TEXT PROVIDED:
....

Artist Isaak Brodsky work of art 'Shock-worker from Dneprstroi' in 1932 shows his political involvement within art. This piece of art can be analysed to show the internal troubles Soviet Russia was experiencing at the time. Perhaps the best-known Marxist was Clement Greenberg, who came to prominence during the late 1930s with his essay "Avant-Garde and Kitsch".[18] In the essay Greenberg claimed that the avant-garde arose in order to defend aesthetic standards from the decline of taste involved in consumer society, and seeing kitsch and art as opposites. Greenberg further claimed that avant-garde and Modernist art was a means to resist the leveling of culture produced by capitalist propaganda. Greenberg appropriated the German word 'kitsch' to describe this consumerism, although its connotations have since changed to a more affirmative notion of leftover materials of capitalist culture. Greenberg later became well known for examining the formal properties of modern art.

Meyer Schapiro is one of the best-remembered Marxist art historians of the mid-20th century. Although he wrote about numerous time periods and themes in art, he is best remembered for his commentary on sculpture from the late Middle Ages and early Renaissance, at which time he saw evidence of capitalism emerging and feudalism declining.

Arnold Hauser wrote the first Marxist survey of Western Art, entitled The Social History of Art. He attempted to show how class consciousness was reflected in major art periods. The book was controversial when published during the 1950s since it makes generalizations about entire eras, a strategy now called "vulgar Marxism".

Marxist Art History was refined in the department of Art History at UCLA with scholars such as T.J. Clark, O.K. Werckmeister, David Kunzle, Theodor W. Adorno, and Max Horkheimer. T.J. Clark was the first art historian writing from a Marxist perspective to abandon vulgar Marxism. He wrote Marxist art histories of several impressionist and realist artists, including Gustave Courbet and Édouard Manet. These books focused closely on the political and economic climates in which the art was created.

....

EXERCISE INSTRUCTIONS:
**1)** From the text on Marxist art history, set down the passage from "Arnold Hauser wrote" up to and including "art was created.".
**2)** Answer these questions using the text on Marxist art history:
(a) Which essay brought Clement Greenberg to prominence in the late 1930s?
(b) What is the title of Arnold Hauser's Marxist survey of Western art?
(c) Which two artists are named among the subjects of T.J. Clark's art histories?

Stored records:
....

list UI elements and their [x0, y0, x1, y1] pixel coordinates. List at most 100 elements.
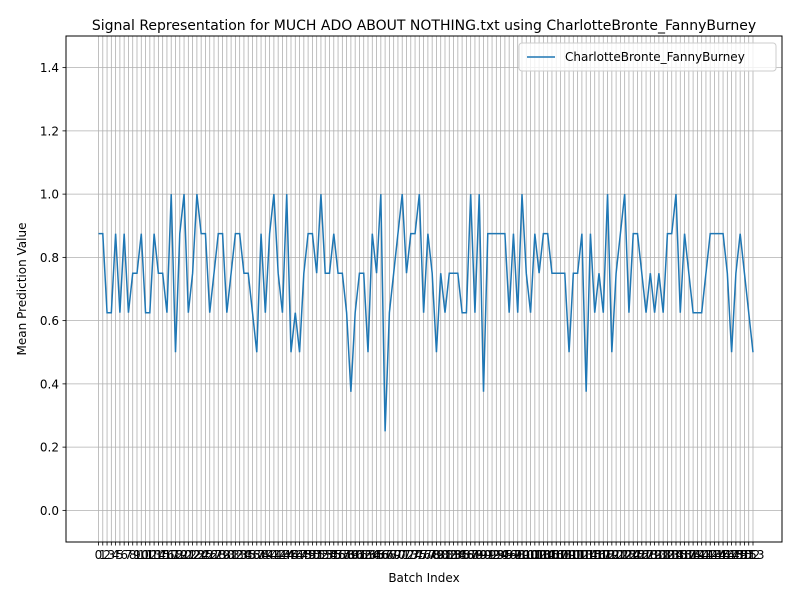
- x-tick-label: 101: [519, 548, 542, 562]
- series-line: [98, 194, 754, 432]
- x-tick-label: 78: [425, 548, 440, 562]
- x-tick-label: 13: [146, 548, 161, 562]
- y-axis-label: Mean Prediction Value: [15, 223, 29, 356]
- x-tick-label: 64: [365, 548, 380, 562]
- x-tick-label: 36: [245, 548, 260, 562]
- y-tick-label: 0.4: [40, 377, 59, 391]
- x-tick-label: 102: [523, 548, 546, 562]
- x-tick-label: 74: [407, 548, 422, 562]
- x-tick-label: 38: [253, 548, 268, 562]
- x-tick-label: 136: [669, 548, 692, 562]
- x-tick-label: 21: [181, 548, 196, 562]
- x-tick-label: 86: [459, 548, 474, 562]
- x-tick-label: 145: [707, 548, 730, 562]
- x-tick-label: 138: [677, 548, 700, 562]
- x-tick-label: 59: [343, 548, 358, 562]
- x-tick-label: 3: [108, 548, 116, 562]
- x-tick-label: 51: [309, 548, 324, 562]
- x-tick-label: 134: [660, 548, 683, 562]
- x-tick-label: 109: [553, 548, 576, 562]
- x-tick-label: 0: [95, 548, 103, 562]
- x-tick-label: 60: [348, 548, 363, 562]
- x-tick-label: 58: [339, 548, 354, 562]
- x-tick-label: 76: [416, 548, 431, 562]
- x-tick-label: 33: [232, 548, 247, 562]
- x-tick-label: 119: [596, 548, 619, 562]
- x-tick-label: 116: [583, 548, 606, 562]
- x-tick-label: 141: [690, 548, 713, 562]
- x-tick-label: 128: [635, 548, 658, 562]
- x-tick-label: 149: [724, 548, 747, 562]
- x-tick-label: 28: [211, 548, 226, 562]
- x-tick-label: 85: [454, 548, 469, 562]
- x-tick-label: 96: [502, 548, 517, 562]
- x-tick-label: 80: [433, 548, 448, 562]
- x-tick-label: 117: [588, 548, 611, 562]
- x-tick-label: 94: [493, 548, 508, 562]
- y-axis-ticks: 0.0 0.2 0.4 0.6 0.8 1.0 1.2 1.4: [40, 61, 66, 518]
- x-tick-label: 40: [262, 548, 277, 562]
- x-tick-label: 115: [579, 548, 602, 562]
- x-tick-label: 131: [647, 548, 670, 562]
- x-tick-label: 8: [129, 548, 137, 562]
- x-tick-label: 48: [296, 548, 311, 562]
- x-tick-label: 9: [133, 548, 141, 562]
- legend-box: [518, 42, 777, 72]
- x-tick-label: 2: [103, 548, 111, 562]
- x-tick-label: 133: [656, 548, 679, 562]
- x-tick-label: 39: [258, 548, 273, 562]
- x-tick-label: 124: [617, 548, 640, 562]
- x-tick-label: 11: [138, 548, 153, 562]
- x-tick-label: 71: [395, 548, 410, 562]
- x-tick-label: 148: [720, 548, 743, 562]
- x-tick-label: 62: [356, 548, 371, 562]
- y-gridlines: [66, 67, 782, 511]
- x-tick-label: 16: [159, 548, 174, 562]
- x-tick-label: 7: [125, 548, 133, 562]
- x-tick-label: 54: [322, 548, 337, 562]
- x-tick-label: 81: [437, 548, 452, 562]
- x-tick-label: 63: [360, 548, 375, 562]
- x-tick-label: 151: [733, 548, 756, 562]
- x-tick-label: 107: [545, 548, 568, 562]
- x-tick-label: 150: [729, 548, 752, 562]
- x-tick-label: 20: [176, 548, 191, 562]
- x-tick-label: 49: [300, 548, 315, 562]
- x-tick-label: 12: [142, 548, 157, 562]
- x-tick-label: 130: [643, 548, 666, 562]
- x-tick-label: 139: [682, 548, 705, 562]
- x-tick-label: 125: [622, 548, 645, 562]
- y-tick-label: 0.6: [40, 314, 59, 328]
- x-tick-label: 69: [386, 548, 401, 562]
- x-tick-label: 132: [652, 548, 675, 562]
- x-tick-label: 137: [673, 548, 696, 562]
- y-tick-label: 0.0: [40, 504, 59, 518]
- x-tick-label: 1: [99, 548, 107, 562]
- x-tick-label: 82: [442, 548, 457, 562]
- x-tick-label: 93: [489, 548, 504, 562]
- x-tick-label: 100: [515, 548, 538, 562]
- x-tick-label: 99: [514, 548, 529, 562]
- x-tick-label: 43: [275, 548, 290, 562]
- x-tick-label: 88: [467, 548, 482, 562]
- x-tick-label: 53: [318, 548, 333, 562]
- x-tick-label: 4: [112, 548, 120, 562]
- x-tick-label: 61: [352, 548, 367, 562]
- x-tick-label: 129: [639, 548, 662, 562]
- x-tick-label: 14: [151, 548, 166, 562]
- x-tick-label: 98: [510, 548, 525, 562]
- x-tick-label: 143: [699, 548, 722, 562]
- y-tick-label: 0.8: [40, 251, 59, 265]
- x-tick-label: 18: [168, 548, 183, 562]
- x-tick-label: 104: [532, 548, 555, 562]
- x-tick-label: 55: [326, 548, 341, 562]
- x-tick-label: 57: [335, 548, 350, 562]
- x-tick-label: 111: [562, 548, 585, 562]
- x-tick-label: 47: [292, 548, 307, 562]
- x-tick-label: 10: [134, 548, 149, 562]
- x-tick-label: 126: [626, 548, 649, 562]
- x-tick-label: 77: [420, 548, 435, 562]
- x-tick-label: 68: [382, 548, 397, 562]
- x-tick-label: 79: [429, 548, 444, 562]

....

ANSWERS BY TASK:
**1)**
Arnold Hauser wrote the first Marxist survey of Western Art, entitled The Social History of Art. He attempted to show how class consciousness was reflected in major art periods. The book was controversial when published during the 1950s since it makes generalizations about entire eras, a strategy now called "vulgar Marxism".

Marxist Art History was refined in the department of Art History at UCLA with scholars such as T.J. Clark, O.K. Werckmeister, David Kunzle, Theodor W. Adorno, and Max Horkheimer. T.J. Clark was the first art historian writing from a Marxist perspective to abandon vulgar Marxism. He wrote Marxist art histories of several impressionist and realist artists, including Gustave Courbet and Édouard Manet. These books focused closely on the political and economic climates in which the art was created.

**2)**
(a) "Avant-Garde and Kitsch"
(b) The Social History of Art
(c) Gustave Courbet and Édouard Manet